Stored data:
** begin **

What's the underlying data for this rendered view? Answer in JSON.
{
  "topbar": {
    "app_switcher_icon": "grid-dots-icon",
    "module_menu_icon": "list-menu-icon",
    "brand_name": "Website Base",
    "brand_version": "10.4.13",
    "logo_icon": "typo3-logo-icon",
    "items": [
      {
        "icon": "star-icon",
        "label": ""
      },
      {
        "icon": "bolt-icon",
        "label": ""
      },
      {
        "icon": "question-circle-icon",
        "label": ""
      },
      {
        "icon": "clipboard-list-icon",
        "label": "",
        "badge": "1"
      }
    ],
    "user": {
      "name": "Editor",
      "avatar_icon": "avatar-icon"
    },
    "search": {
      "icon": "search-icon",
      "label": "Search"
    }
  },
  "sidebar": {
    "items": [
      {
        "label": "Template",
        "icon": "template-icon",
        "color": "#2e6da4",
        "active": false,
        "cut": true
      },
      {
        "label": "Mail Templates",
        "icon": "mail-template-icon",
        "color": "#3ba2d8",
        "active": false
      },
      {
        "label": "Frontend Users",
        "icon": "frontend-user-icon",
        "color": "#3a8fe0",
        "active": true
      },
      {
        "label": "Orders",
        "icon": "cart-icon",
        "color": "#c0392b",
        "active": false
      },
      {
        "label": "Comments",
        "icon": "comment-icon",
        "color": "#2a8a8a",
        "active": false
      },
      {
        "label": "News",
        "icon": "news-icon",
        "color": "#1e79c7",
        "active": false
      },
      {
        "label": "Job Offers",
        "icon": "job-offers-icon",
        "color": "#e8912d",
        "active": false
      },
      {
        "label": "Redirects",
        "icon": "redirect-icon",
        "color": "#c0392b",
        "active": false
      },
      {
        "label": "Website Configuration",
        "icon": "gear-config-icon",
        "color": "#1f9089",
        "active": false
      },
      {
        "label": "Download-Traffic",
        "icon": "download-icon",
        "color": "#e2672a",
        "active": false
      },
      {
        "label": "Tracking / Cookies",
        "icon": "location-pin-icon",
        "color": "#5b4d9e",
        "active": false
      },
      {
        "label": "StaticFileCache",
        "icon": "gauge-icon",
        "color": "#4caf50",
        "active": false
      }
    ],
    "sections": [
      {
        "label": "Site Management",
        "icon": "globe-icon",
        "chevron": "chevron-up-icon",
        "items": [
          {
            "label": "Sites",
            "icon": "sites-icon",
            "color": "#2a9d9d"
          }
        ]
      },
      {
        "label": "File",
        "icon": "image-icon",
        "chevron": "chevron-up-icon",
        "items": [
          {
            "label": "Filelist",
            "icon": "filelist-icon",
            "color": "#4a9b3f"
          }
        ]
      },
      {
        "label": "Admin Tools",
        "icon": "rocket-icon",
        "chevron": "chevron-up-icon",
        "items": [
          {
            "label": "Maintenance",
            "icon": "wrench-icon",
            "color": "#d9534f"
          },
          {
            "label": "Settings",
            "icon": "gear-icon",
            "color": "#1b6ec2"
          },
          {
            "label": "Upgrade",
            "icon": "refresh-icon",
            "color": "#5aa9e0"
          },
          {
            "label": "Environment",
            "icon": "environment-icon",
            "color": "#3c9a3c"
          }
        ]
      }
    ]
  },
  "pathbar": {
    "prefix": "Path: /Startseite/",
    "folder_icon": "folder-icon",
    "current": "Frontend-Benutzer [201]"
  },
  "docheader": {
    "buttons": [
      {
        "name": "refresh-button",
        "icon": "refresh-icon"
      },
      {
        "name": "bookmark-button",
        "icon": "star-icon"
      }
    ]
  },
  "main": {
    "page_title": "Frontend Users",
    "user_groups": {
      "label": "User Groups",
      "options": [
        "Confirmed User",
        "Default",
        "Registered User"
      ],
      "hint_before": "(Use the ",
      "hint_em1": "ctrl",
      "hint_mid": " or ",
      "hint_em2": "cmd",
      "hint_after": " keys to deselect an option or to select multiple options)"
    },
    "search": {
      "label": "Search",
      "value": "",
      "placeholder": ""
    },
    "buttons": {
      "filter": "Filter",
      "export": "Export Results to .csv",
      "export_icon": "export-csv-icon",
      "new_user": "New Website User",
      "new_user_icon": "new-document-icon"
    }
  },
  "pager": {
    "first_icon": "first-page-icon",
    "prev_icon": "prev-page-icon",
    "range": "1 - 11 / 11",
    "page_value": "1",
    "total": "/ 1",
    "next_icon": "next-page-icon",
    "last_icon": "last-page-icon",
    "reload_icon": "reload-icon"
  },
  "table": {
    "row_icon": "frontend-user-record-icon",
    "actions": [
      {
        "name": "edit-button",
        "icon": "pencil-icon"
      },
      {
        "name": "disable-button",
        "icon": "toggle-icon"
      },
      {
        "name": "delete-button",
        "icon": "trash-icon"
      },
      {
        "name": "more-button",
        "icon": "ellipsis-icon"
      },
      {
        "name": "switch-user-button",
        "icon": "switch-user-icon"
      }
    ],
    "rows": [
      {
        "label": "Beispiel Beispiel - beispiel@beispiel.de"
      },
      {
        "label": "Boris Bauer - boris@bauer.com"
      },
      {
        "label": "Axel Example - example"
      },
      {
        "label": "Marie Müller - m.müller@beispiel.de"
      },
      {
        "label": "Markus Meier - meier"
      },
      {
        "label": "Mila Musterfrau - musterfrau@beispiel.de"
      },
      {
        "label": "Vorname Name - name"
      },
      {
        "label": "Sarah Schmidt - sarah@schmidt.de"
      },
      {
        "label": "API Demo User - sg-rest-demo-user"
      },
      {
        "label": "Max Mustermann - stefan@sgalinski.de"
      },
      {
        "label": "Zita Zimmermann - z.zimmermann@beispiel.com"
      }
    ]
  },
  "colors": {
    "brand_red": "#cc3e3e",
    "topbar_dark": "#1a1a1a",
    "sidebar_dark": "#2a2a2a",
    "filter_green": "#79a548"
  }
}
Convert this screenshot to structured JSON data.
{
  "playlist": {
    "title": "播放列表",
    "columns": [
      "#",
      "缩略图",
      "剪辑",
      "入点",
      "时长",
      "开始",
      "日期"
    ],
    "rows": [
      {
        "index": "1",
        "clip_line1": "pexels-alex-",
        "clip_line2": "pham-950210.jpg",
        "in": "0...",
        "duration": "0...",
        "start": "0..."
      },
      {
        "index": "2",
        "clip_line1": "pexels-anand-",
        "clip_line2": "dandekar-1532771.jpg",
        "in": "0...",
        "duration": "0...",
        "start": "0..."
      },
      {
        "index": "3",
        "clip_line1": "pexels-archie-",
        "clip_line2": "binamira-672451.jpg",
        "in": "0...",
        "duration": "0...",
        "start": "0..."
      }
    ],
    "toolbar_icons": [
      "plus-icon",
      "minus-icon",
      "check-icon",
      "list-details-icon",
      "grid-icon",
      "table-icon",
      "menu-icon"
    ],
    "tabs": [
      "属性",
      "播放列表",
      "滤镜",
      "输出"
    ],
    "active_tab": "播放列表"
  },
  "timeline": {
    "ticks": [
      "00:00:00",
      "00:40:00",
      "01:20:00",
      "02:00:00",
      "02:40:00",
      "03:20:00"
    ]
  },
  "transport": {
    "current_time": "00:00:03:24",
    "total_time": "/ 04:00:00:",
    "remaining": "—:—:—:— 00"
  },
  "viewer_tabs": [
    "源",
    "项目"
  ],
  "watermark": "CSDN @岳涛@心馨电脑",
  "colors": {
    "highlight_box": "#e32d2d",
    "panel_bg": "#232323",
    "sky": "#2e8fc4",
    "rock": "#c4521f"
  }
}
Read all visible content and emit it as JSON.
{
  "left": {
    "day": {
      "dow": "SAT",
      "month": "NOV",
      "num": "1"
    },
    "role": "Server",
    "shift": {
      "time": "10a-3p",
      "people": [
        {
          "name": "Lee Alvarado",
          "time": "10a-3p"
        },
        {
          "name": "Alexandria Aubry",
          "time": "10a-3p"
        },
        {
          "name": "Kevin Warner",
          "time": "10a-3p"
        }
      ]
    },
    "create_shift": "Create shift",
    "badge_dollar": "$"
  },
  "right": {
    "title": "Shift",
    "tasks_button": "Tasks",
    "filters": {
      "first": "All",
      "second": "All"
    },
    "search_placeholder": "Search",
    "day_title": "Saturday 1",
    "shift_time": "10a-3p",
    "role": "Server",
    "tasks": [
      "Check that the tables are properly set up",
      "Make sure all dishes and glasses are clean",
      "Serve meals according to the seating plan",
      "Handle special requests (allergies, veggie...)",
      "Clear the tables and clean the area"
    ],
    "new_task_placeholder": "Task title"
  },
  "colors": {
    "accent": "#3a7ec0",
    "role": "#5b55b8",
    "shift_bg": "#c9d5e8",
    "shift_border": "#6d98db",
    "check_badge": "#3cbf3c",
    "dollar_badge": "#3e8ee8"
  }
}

** end **

### Exercise directions
Which lines contain "pexels"? Show each of them.

### Expected answer
        "clip_line1": "pexels-alex-",
        "clip_line1": "pexels-anand-",
        "clip_line1": "pexels-archie-",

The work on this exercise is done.